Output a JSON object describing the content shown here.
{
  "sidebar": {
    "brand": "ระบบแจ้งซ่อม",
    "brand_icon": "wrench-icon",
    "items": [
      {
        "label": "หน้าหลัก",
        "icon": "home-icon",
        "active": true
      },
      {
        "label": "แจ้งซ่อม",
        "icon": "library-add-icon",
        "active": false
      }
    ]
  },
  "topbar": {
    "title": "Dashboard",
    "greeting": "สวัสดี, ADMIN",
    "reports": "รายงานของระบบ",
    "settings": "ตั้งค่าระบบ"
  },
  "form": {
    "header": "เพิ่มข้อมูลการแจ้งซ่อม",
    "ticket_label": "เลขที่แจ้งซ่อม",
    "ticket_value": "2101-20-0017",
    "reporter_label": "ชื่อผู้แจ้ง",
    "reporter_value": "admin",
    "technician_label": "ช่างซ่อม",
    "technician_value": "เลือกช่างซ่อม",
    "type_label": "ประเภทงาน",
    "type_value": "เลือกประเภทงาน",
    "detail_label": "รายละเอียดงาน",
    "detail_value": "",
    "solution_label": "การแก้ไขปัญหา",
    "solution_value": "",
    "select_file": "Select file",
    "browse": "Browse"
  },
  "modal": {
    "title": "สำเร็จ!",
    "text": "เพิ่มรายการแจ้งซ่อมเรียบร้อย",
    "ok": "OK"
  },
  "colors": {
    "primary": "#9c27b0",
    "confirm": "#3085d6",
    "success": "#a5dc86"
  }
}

◆ **Short task**
Reproduce the complete set of lines precisely as supplied.

◆ **Exercise output**
Output a JSON object describing the content shown here.
{
  "sidebar": {
    "brand": "ระบบแจ้งซ่อม",
    "brand_icon": "wrench-icon",
    "items": [
      {
        "label": "หน้าหลัก",
        "icon": "home-icon",
        "active": true
      },
      {
        "label": "แจ้งซ่อม",
        "icon": "library-add-icon",
        "active": false
      }
    ]
  },
  "topbar": {
    "title": "Dashboard",
    "greeting": "สวัสดี, ADMIN",
    "reports": "รายงานของระบบ",
    "settings": "ตั้งค่าระบบ"
  },
  "form": {
    "header": "เพิ่มข้อมูลการแจ้งซ่อม",
    "ticket_label": "เลขที่แจ้งซ่อม",
    "ticket_value": "2101-20-0017",
    "reporter_label": "ชื่อผู้แจ้ง",
    "reporter_value": "admin",
    "technician_label": "ช่างซ่อม",
    "technician_value": "เลือกช่างซ่อม",
    "type_label": "ประเภทงาน",
    "type_value": "เลือกประเภทงาน",
    "detail_label": "รายละเอียดงาน",
    "detail_value": "",
    "solution_label": "การแก้ไขปัญหา",
    "solution_value": "",
    "select_file": "Select file",
    "browse": "Browse"
  },
  "modal": {
    "title": "สำเร็จ!",
    "text": "เพิ่มรายการแจ้งซ่อมเรียบร้อย",
    "ok": "OK"
  },
  "colors": {
    "primary": "#9c27b0",
    "confirm": "#3085d6",
    "success": "#a5dc86"
  }
}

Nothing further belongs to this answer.